**Problem A:** In the records, from the line with "legend-item: Somewhat disagree xyxy=(397,213,491,227)" to the line with "train-car xyxy=(397,540,439,560)", substitute "legend-bullet-icon" for "legend-dot-icon" and leave everything else unchanged. Return only those lines.

**Quoted text:**
↓↓↓

I’ll never forget the look he gave me when he saw a larger me at the train station. All because I gained weight.
It began with a text. He needed an hour to talk about some “serious things” impacting “our future.”
I was nervous. For an entire year, I had hoped he would make a commitment. If truth be told, I wasn’t mentally ready to give up my job, friends and nearby family. I stalled but ultimately caved in.
What he actually had to say was much different than I had originally anticipated.
“I’m still in love with you,” he said. “But I have to be honest – the weight you’ve put on in the last couple of months is making it hard for me to be monogamous.”
I almost died.
“I can’t see us being exclusive because I need to feel extremely attracted to a guy for that to happen,” he continued. “I’ve been struggling with how to tell you this and decided it was just best to come right out with it.”
I can honestly say I never felt as ugly and unattractive in my entire life. My boyfriend had basically just called me fat. In the process, he obliterated our relationship.
Before we had met, I did what a lot of gay men do and created an online dating profile with the hopes of meeting someone new. After a number of good and bad experiences, I thought I had finally found someone who could be a keeper.

↑↑↑

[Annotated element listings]
↓↓↓

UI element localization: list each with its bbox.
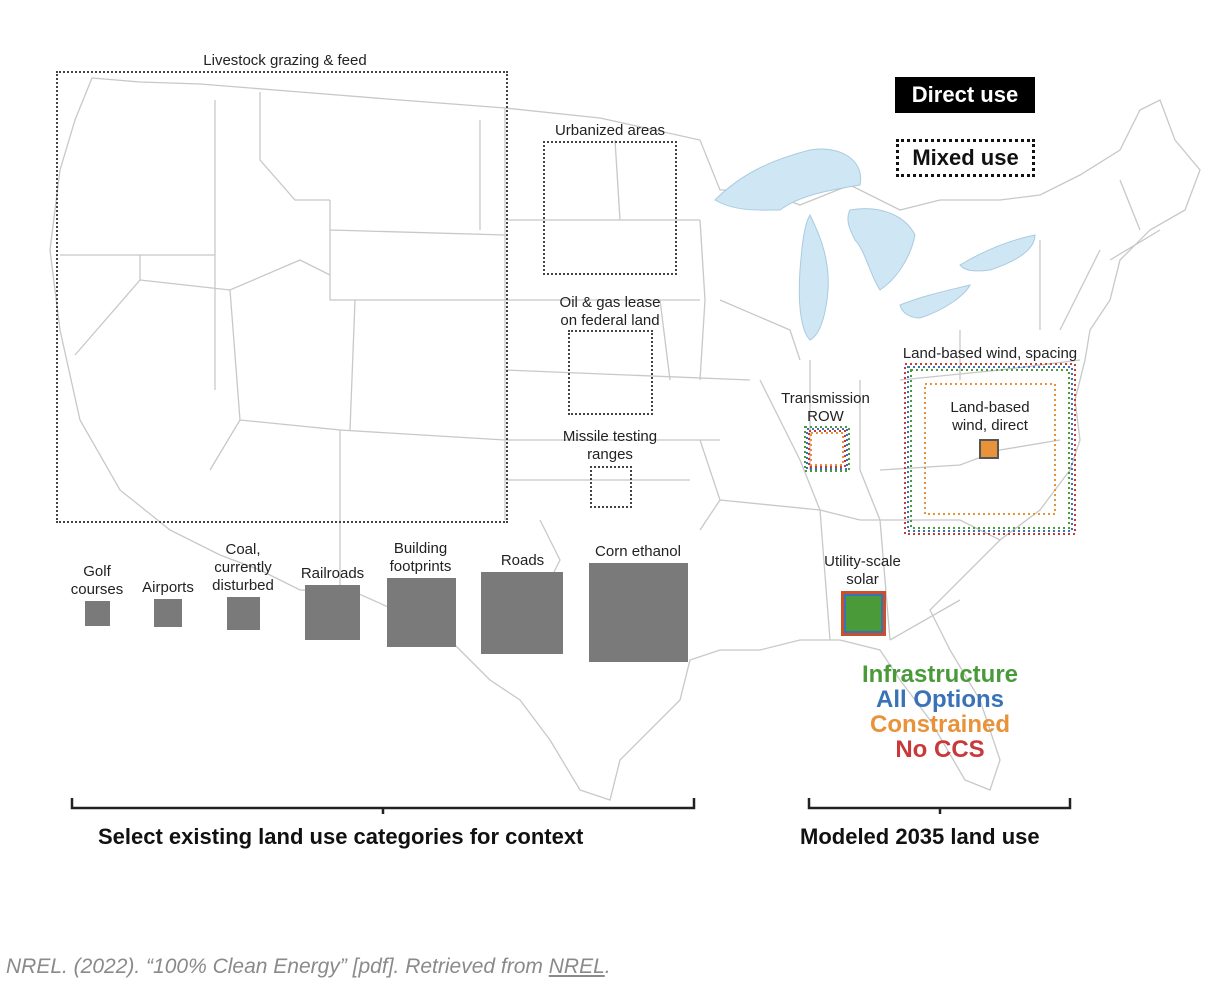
lake-erie: [899, 284, 971, 319]
roads-label: Roads: [500, 552, 545, 569]
modeled-bracket: [807, 798, 1072, 814]
transmission-boxes: [804, 426, 850, 472]
urbanized-box: [543, 141, 677, 275]
urbanized-label: Urbanized areas: [554, 122, 666, 139]
lake-ontario: [959, 234, 1036, 272]
wind-spacing-boxes: [904, 363, 1076, 535]
scenario-no-ccs: No CCS: [895, 736, 985, 763]
wind-direct-label-1: Land-based: [950, 399, 1030, 416]
railroads-label: Railroads: [300, 565, 365, 582]
scenario-infrastructure: Infrastructure: [861, 661, 1019, 688]
lake-michigan: [798, 213, 829, 341]
missile-box: [590, 466, 632, 508]
golf-square: [85, 601, 110, 626]
missile-label-1: Missile testing: [562, 428, 658, 445]
building-label-1: Building: [393, 540, 448, 557]
wind-direct-label-2: wind, direct: [952, 417, 1028, 434]
legend-direct-use: Direct use: [895, 77, 1035, 113]
transmission-label-2: ROW: [807, 408, 844, 425]
scenario-constrained: Constrained: [869, 711, 1010, 738]
corn-label: Corn ethanol: [595, 543, 681, 560]
solar-label-2: solar: [846, 571, 879, 588]
golf-label-2: courses: [70, 581, 124, 598]
airports-square: [154, 599, 182, 627]
coal-square: [227, 597, 260, 630]
solar-square: [841, 591, 886, 636]
airports-label: Airports: [142, 579, 194, 596]
modeled-section-title: Modeled 2035 land use: [800, 824, 1040, 849]
wind-spacing-label: Land-based wind, spacing: [902, 345, 1078, 362]
livestock-box: [56, 71, 508, 523]
source-link[interactable]: NREL: [548, 955, 605, 978]
oil-gas-box: [568, 330, 653, 415]
wind-direct-square: [979, 439, 999, 459]
lake-superior: [714, 148, 862, 211]
railroads-square: [305, 585, 360, 640]
source-suffix: .: [604, 955, 611, 978]
oil-gas-label-1: Oil & gas lease: [559, 294, 661, 311]
source-prefix: NREL. (2022). “100% Clean Energy” [pdf].…: [6, 955, 549, 978]
coal-label-1: Coal,: [225, 541, 261, 558]
roads-square: [481, 572, 563, 654]
source-caption: NREL. (2022). “100% Clean Energy” [pdf].…: [6, 955, 611, 979]
existing-bracket: [70, 798, 696, 814]
livestock-label: Livestock grazing & feed: [203, 52, 367, 69]
solar-label-1: Utility-scale: [824, 553, 901, 570]
oil-gas-label-2: on federal land: [560, 312, 660, 329]
building-square: [387, 578, 456, 647]
scenario-all-options: All Options: [876, 686, 1004, 713]
corn-square: [589, 563, 688, 662]
legend-mixed-use: Mixed use: [896, 139, 1035, 177]
coal-label-2: currently: [214, 559, 272, 576]
lake-huron: [847, 208, 916, 291]
existing-section-title: Select existing land use categories for …: [98, 824, 584, 849]
state-lines: [60, 92, 1161, 641]
building-label-2: footprints: [389, 558, 452, 575]
golf-label-1: Golf: [83, 563, 111, 580]
missile-label-2: ranges: [587, 446, 633, 463]
coal-label-3: disturbed: [212, 577, 274, 594]
transmission-label-1: Transmission: [781, 390, 870, 407]
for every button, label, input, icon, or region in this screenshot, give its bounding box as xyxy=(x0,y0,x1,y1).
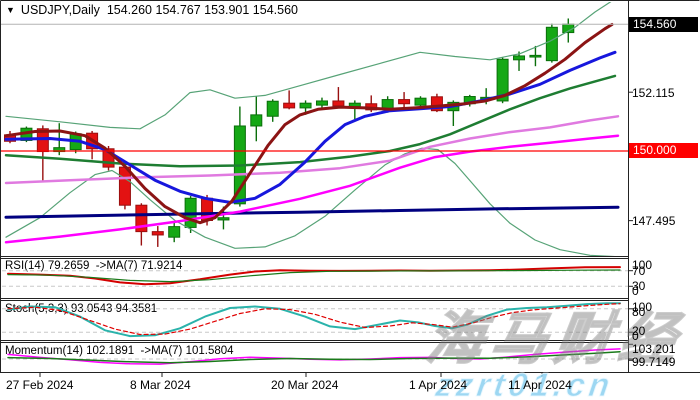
stoch-axis-label: 0 xyxy=(632,329,639,343)
current-price-badge: 154.560 xyxy=(629,17,698,32)
time-axis-label: 1 Apr 2024 xyxy=(409,378,468,392)
rsi-axis-label: 30 xyxy=(632,279,646,293)
price-axis-label: 147.495 xyxy=(632,214,676,228)
time-axis-label: 20 Mar 2024 xyxy=(271,378,339,392)
time-axis-label: 8 Mar 2024 xyxy=(130,378,191,392)
momentum-axis-label: 99.7149 xyxy=(632,355,676,369)
time-axis-label: 11 Apr 2024 xyxy=(508,378,572,392)
rsi-panel-label: RSI(14) 79.2659 ->MA(7) 71.9214 xyxy=(5,260,183,272)
stoch-axis-label: 100 xyxy=(632,300,653,314)
price-axis-label: 152.115 xyxy=(632,86,675,100)
rsi-axis-label: 70 xyxy=(632,264,646,278)
dropdown-triangle-icon[interactable]: ▼ xyxy=(6,5,15,15)
stoch-axis-label: 80 xyxy=(632,305,646,319)
momentum-panel-label: Momentum(14) 102.1891 ->MA(7) 101.5804 xyxy=(5,345,234,357)
time-axis-label: 27 Feb 2024 xyxy=(6,378,74,392)
momentum-axis-label: 103.201 xyxy=(632,342,676,356)
rsi-axis-label: 100 xyxy=(632,258,653,272)
rsi-axis-label: 0 xyxy=(632,284,639,298)
chart-title-bar: ▼ USDJPY,Daily 154.260 154.767 153.901 15… xyxy=(6,3,298,18)
stoch-axis-label: 20 xyxy=(632,324,646,338)
level-price-badge: 150.000 xyxy=(629,143,698,158)
symbol-ohlc-title: USDJPY,Daily 154.260 154.767 153.901 154… xyxy=(20,3,298,17)
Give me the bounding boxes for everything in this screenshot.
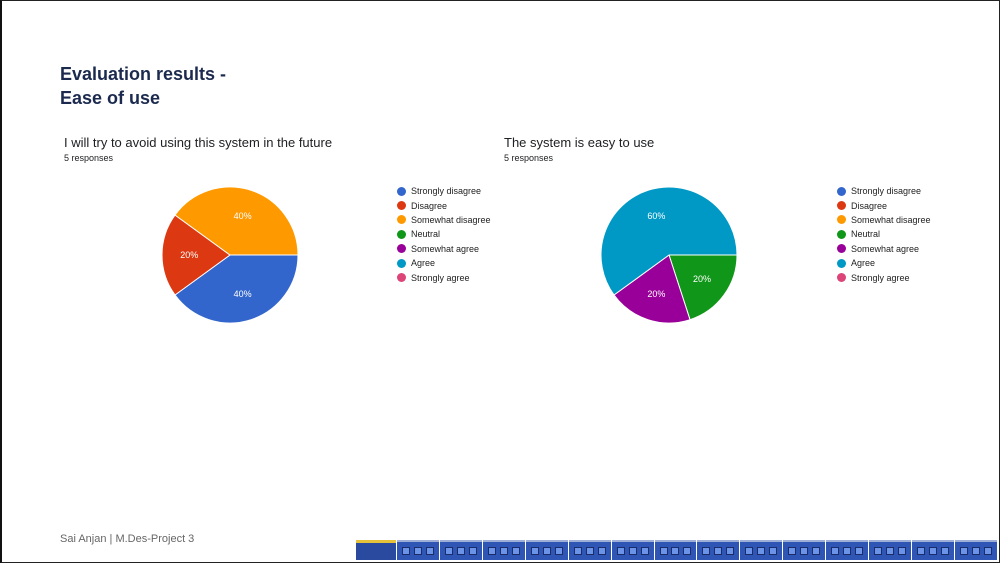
legend-item: Somewhat disagree xyxy=(397,213,491,227)
legend-dot-icon xyxy=(837,186,846,196)
train-car xyxy=(482,540,525,560)
legend-label: Neutral xyxy=(411,229,441,240)
legend-item: Somewhat agree xyxy=(397,242,491,256)
legend-label: Somewhat agree xyxy=(851,243,920,254)
legend-item: Strongly agree xyxy=(837,270,931,284)
train-car xyxy=(654,540,697,560)
legend-label: Disagree xyxy=(411,200,448,211)
train-car xyxy=(826,540,869,560)
slide-title: Evaluation results - Ease of use xyxy=(60,62,226,110)
legend-dot-icon xyxy=(397,229,406,239)
chart-1-pie: 40% 20% 40% xyxy=(161,186,299,324)
pie-slice-somewhat-disagree xyxy=(174,186,299,256)
train-car xyxy=(397,540,439,560)
title-line-1: Evaluation results - xyxy=(60,64,227,84)
chart-2-responses: 5 responses xyxy=(504,153,554,163)
train-car xyxy=(697,540,740,560)
legend-dot-icon xyxy=(837,215,846,225)
legend-item: Somewhat disagree xyxy=(837,213,931,227)
legend-dot-icon xyxy=(397,273,406,283)
legend-label: Somewhat disagree xyxy=(851,214,931,225)
legend-dot-icon xyxy=(397,215,406,225)
pie-data-label: 20% xyxy=(180,250,198,260)
chart-1-responses: 5 responses xyxy=(64,153,114,163)
pie-data-label: 40% xyxy=(234,211,252,221)
train-car xyxy=(912,540,954,560)
pie-slice-strongly-disagree xyxy=(174,254,299,324)
legend-label: Strongly disagree xyxy=(851,186,922,197)
chart-2-pie: 20% 20% 60% xyxy=(600,186,738,324)
pie-data-label: 40% xyxy=(234,289,252,299)
train-car xyxy=(740,540,783,560)
legend-dot-icon xyxy=(397,258,406,268)
train-decoration xyxy=(356,540,998,560)
train-car xyxy=(439,540,482,560)
footer-text: Sai Anjan | M.Des-Project 3 xyxy=(60,533,195,545)
legend-dot-icon xyxy=(397,201,406,211)
chart-2-legend: Strongly disagree Disagree Somewhat disagr… xyxy=(837,184,931,285)
train-car xyxy=(869,540,912,560)
train-car xyxy=(525,540,568,560)
pie-slice-somewhat-agree xyxy=(613,254,691,324)
chart-1-title: I will try to avoid using this system in… xyxy=(64,135,333,150)
train-car xyxy=(611,540,654,560)
legend-item: Strongly disagree xyxy=(837,184,931,198)
legend-item: Disagree xyxy=(397,198,491,212)
train-locomotive xyxy=(356,540,396,560)
legend-item: Strongly agree xyxy=(397,270,491,284)
pie-data-label: 60% xyxy=(647,211,665,221)
pie-slice-agree xyxy=(600,186,738,296)
legend-label: Strongly agree xyxy=(851,272,910,283)
legend-item: Strongly disagree xyxy=(397,184,491,198)
legend-dot-icon xyxy=(837,201,846,211)
legend-item: Neutral xyxy=(397,227,491,241)
legend-label: Somewhat agree xyxy=(411,243,480,254)
legend-item: Agree xyxy=(837,256,931,270)
train-car xyxy=(568,540,611,560)
pie-data-label: 20% xyxy=(693,274,711,284)
legend-label: Neutral xyxy=(851,229,881,240)
legend-dot-icon xyxy=(837,244,846,254)
pie-data-label: 20% xyxy=(647,289,665,299)
legend-item: Somewhat agree xyxy=(837,242,931,256)
legend-label: Agree xyxy=(851,258,876,269)
train-car xyxy=(954,540,997,560)
legend-dot-icon xyxy=(397,186,406,196)
legend-dot-icon xyxy=(837,229,846,239)
legend-item: Neutral xyxy=(837,227,931,241)
pie-slice-disagree xyxy=(161,214,231,296)
train-car xyxy=(783,540,826,560)
legend-dot-icon xyxy=(397,244,406,254)
pie-slice-neutral xyxy=(668,254,738,321)
chart-2-title: The system is easy to use xyxy=(504,135,655,150)
legend-dot-icon xyxy=(837,258,846,268)
legend-dot-icon xyxy=(837,273,846,283)
legend-label: Agree xyxy=(411,258,436,269)
legend-label: Somewhat disagree xyxy=(411,214,491,225)
legend-label: Strongly disagree xyxy=(411,186,482,197)
legend-item: Agree xyxy=(397,256,491,270)
chart-1-legend: Strongly disagree Disagree Somewhat disagr… xyxy=(397,184,491,285)
legend-item: Disagree xyxy=(837,198,931,212)
legend-label: Strongly agree xyxy=(411,272,470,283)
title-line-2: Ease of use xyxy=(60,88,161,108)
legend-label: Disagree xyxy=(851,200,888,211)
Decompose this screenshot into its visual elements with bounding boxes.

↑↑↑

**Problem B:** Proceed with the personal essay about the boyfriend who objected to the narrator's weight gain, starting right after its final sentence.

**Right answer A:**
legend-item: Somewhat disagree xyxy=(397,213,491,227)
legend-bullet-icon xyxy=(837,186,846,196)
train-car xyxy=(482,540,525,560)
legend-label: Neutral xyxy=(411,229,441,240)
legend-item: Somewhat agree xyxy=(397,242,491,256)
legend-label: Somewhat agree xyxy=(851,243,920,254)
legend-item: Strongly agree xyxy=(837,270,931,284)
train-car xyxy=(654,540,697,560)
legend-label: Disagree xyxy=(411,200,448,211)
train-car xyxy=(826,540,869,560)
slide-title: Evaluation results - Ease of use xyxy=(60,62,226,110)
legend-bullet-icon xyxy=(397,229,406,239)
chart-1-pie: 40% 20% 40% xyxy=(161,186,299,324)
pie-slice-somewhat-disagree xyxy=(174,186,299,256)
train-car xyxy=(397,540,439,560)

**Right answer B:**
I connected with Dave on a number of levels. It seemed the two of us were on the same page emotionally, mentally and spiritually. He was bright, articulate, funny and charming.
No, I’m not saying he was perfect. But he did hit all of my buttons and I thought I did the same for him.
When we had sex, we both talked about how hot it was – even magical. It seemed like we both had known one another our whole lives. Isn’t that the way it is supposed to be when you meet your soulmate?
We chatted endlessly on video apps and it was no time before the two of us were making plans to meet, even though we were hundreds of miles apart. Let me tell you, those first few weekend visits were the stuff of fantasies, at least for me.
But then I got sent on a work assignment with my employer that caused me to be away for nearly three months. Without telling you who I work for, I can say that my job is in the news industry and I’m required to travel for extended periods of time. I’m behind the scenes just so you know – not on camera.
During those three months, I gained weight. Not a lot – just a few pounds. But I didn’t have the cut up body Dave was accustomed to.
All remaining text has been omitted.